◆ Given exercise:
Quote the entries that follow exactly, leaving none out.

— START Information supplied —

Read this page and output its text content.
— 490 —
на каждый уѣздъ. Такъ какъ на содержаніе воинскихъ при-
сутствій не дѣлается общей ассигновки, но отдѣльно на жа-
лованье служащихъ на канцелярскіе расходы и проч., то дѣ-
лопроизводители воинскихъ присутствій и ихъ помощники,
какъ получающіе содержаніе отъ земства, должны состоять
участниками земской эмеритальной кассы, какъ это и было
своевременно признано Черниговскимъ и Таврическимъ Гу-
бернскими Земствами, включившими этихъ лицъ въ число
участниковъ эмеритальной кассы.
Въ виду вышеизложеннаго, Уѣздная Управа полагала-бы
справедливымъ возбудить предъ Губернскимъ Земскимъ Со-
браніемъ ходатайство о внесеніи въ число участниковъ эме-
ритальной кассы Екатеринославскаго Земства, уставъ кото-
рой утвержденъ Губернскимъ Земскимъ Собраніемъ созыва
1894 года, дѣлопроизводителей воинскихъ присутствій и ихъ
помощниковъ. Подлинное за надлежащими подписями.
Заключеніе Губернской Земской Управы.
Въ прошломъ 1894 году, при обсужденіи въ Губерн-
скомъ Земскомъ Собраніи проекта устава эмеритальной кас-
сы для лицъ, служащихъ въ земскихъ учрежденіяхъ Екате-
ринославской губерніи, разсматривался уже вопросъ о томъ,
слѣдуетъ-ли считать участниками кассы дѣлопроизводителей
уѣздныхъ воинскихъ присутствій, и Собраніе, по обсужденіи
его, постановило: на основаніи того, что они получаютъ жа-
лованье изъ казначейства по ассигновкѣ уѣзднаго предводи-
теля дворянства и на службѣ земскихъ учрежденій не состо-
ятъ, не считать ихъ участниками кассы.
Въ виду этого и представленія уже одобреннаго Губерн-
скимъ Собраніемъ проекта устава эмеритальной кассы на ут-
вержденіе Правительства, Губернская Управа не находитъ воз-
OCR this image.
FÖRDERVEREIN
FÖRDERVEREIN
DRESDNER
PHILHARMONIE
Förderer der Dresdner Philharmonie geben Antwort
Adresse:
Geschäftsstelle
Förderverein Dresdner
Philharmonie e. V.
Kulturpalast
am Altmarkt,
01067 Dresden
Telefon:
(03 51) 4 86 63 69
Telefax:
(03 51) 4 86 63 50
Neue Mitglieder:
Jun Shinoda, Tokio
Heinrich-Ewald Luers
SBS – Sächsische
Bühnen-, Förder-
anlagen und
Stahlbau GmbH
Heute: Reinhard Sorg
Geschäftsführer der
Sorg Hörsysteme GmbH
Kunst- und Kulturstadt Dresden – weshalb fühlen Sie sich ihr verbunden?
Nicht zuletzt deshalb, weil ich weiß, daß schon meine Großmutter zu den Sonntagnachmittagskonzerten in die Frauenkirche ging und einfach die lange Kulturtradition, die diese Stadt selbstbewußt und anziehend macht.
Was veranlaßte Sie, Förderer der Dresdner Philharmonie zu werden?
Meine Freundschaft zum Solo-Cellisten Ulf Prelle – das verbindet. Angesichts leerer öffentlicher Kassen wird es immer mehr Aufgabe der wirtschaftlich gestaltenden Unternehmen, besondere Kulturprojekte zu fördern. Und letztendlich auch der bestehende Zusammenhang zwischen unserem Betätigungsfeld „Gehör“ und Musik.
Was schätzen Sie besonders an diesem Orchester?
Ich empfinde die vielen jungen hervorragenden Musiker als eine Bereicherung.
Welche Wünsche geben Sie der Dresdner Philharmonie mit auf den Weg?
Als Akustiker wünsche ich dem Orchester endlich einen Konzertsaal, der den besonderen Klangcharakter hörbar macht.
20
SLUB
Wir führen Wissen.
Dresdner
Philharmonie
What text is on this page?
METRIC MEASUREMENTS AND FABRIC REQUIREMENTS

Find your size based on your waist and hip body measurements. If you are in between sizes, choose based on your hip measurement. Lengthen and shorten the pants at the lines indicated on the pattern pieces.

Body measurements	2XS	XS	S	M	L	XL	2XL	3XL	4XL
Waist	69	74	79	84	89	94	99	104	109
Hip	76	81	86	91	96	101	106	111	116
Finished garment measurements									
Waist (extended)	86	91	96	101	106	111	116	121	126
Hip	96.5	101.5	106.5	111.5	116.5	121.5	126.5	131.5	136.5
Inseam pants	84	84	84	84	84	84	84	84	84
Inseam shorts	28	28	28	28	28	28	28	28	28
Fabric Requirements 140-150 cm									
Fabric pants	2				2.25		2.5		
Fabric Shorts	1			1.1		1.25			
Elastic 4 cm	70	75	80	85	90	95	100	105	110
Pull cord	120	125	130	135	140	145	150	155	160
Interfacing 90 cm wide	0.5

— END Information supplied —

◆ Answer to the exercise:
Read this page and output its text content.
— 490 —
на каждый уѣздъ. Такъ какъ на содержаніе воинскихъ при-
сутствій не дѣлается общей ассигновки, но отдѣльно на жа-
лованье служащихъ на канцелярскіе расходы и проч., то дѣ-
лопроизводители воинскихъ присутствій и ихъ помощники,
какъ получающіе содержаніе отъ земства, должны состоять
участниками земской эмеритальной кассы, какъ это и было
своевременно признано Черниговскимъ и Таврическимъ Гу-
бернскими Земствами, включившими этихъ лицъ въ число
участниковъ эмеритальной кассы.
Въ виду вышеизложеннаго, Уѣздная Управа полагала-бы
справедливымъ возбудить предъ Губернскимъ Земскимъ Со-
браніемъ ходатайство о внесеніи въ число участниковъ эме-
ритальной кассы Екатеринославскаго Земства, уставъ кото-
рой утвержденъ Губернскимъ Земскимъ Собраніемъ созыва
1894 года, дѣлопроизводителей воинскихъ присутствій и ихъ
помощниковъ. Подлинное за надлежащими подписями.
Заключеніе Губернской Земской Управы.
Въ прошломъ 1894 году, при обсужденіи въ Губерн-
скомъ Земскомъ Собраніи проекта устава эмеритальной кас-
сы для лицъ, служащихъ въ земскихъ учрежденіяхъ Екате-
ринославской губерніи, разсматривался уже вопросъ о томъ,
слѣдуетъ-ли считать участниками кассы дѣлопроизводителей
уѣздныхъ воинскихъ присутствій, и Собраніе, по обсужденіи
его, постановило: на основаніи того, что они получаютъ жа-
лованье изъ казначейства по ассигновкѣ уѣзднаго предводи-
теля дворянства и на службѣ земскихъ учрежденій не состо-
ятъ, не считать ихъ участниками кассы.
Въ виду этого и представленія уже одобреннаго Губерн-
скимъ Собраніемъ проекта устава эмеритальной кассы на ут-
вержденіе Правительства, Губернская Управа не находитъ воз-
OCR this image.
FÖRDERVEREIN
FÖRDERVEREIN
DRESDNER
PHILHARMONIE
Förderer der Dresdner Philharmonie geben Antwort
Adresse:
Geschäftsstelle
Förderverein Dresdner
Philharmonie e. V.
Kulturpalast
am Altmarkt,
01067 Dresden
Telefon:
(03 51) 4 86 63 69
Telefax:
(03 51) 4 86 63 50
Neue Mitglieder:
Jun Shinoda, Tokio
Heinrich-Ewald Luers
SBS – Sächsische
Bühnen-, Förder-
anlagen und
Stahlbau GmbH
Heute: Reinhard Sorg
Geschäftsführer der
Sorg Hörsysteme GmbH
Kunst- und Kulturstadt Dresden – weshalb fühlen Sie sich ihr verbunden?
Nicht zuletzt deshalb, weil ich weiß, daß schon meine Großmutter zu den Sonntagnachmittagskonzerten in die Frauenkirche ging und einfach die lange Kulturtradition, die diese Stadt selbstbewußt und anziehend macht.
Was veranlaßte Sie, Förderer der Dresdner Philharmonie zu werden?
Meine Freundschaft zum Solo-Cellisten Ulf Prelle – das verbindet. Angesichts leerer öffentlicher Kassen wird es immer mehr Aufgabe der wirtschaftlich gestaltenden Unternehmen, besondere Kulturprojekte zu fördern. Und letztendlich auch der bestehende Zusammenhang zwischen unserem Betätigungsfeld „Gehör“ und Musik.
Was schätzen Sie besonders an diesem Orchester?
Ich empfinde die vielen jungen hervorragenden Musiker als eine Bereicherung.
Welche Wünsche geben Sie der Dresdner Philharmonie mit auf den Weg?
Als Akustiker wünsche ich dem Orchester endlich einen Konzertsaal, der den besonderen Klangcharakter hörbar macht.
20
SLUB
Wir führen Wissen.
Dresdner
Philharmonie
What text is on this page?
METRIC MEASUREMENTS AND FABRIC REQUIREMENTS

Find your size based on your waist and hip body measurements. If you are in between sizes, choose based on your hip measurement. Lengthen and shorten the pants at the lines indicated on the pattern pieces.

Body measurements	2XS	XS	S	M	L	XL	2XL	3XL	4XL
Waist	69	74	79	84	89	94	99	104	109
Hip	76	81	86	91	96	101	106	111	116
Finished garment measurements									
Waist (extended)	86	91	96	101	106	111	116	121	126
Hip	96.5	101.5	106.5	111.5	116.5	121.5	126.5	131.5	136.5
Inseam pants	84	84	84	84	84	84	84	84	84
Inseam shorts	28	28	28	28	28	28	28	28	28
Fabric Requirements 140-150 cm									
Fabric pants	2				2.25		2.5		
Fabric Shorts	1			1.1		1.25			
Elastic 4 cm	70	75	80	85	90	95	100	105	110
Pull cord	120	125	130	135	140	145	150	155	160
Interfacing 90 cm wide	0.5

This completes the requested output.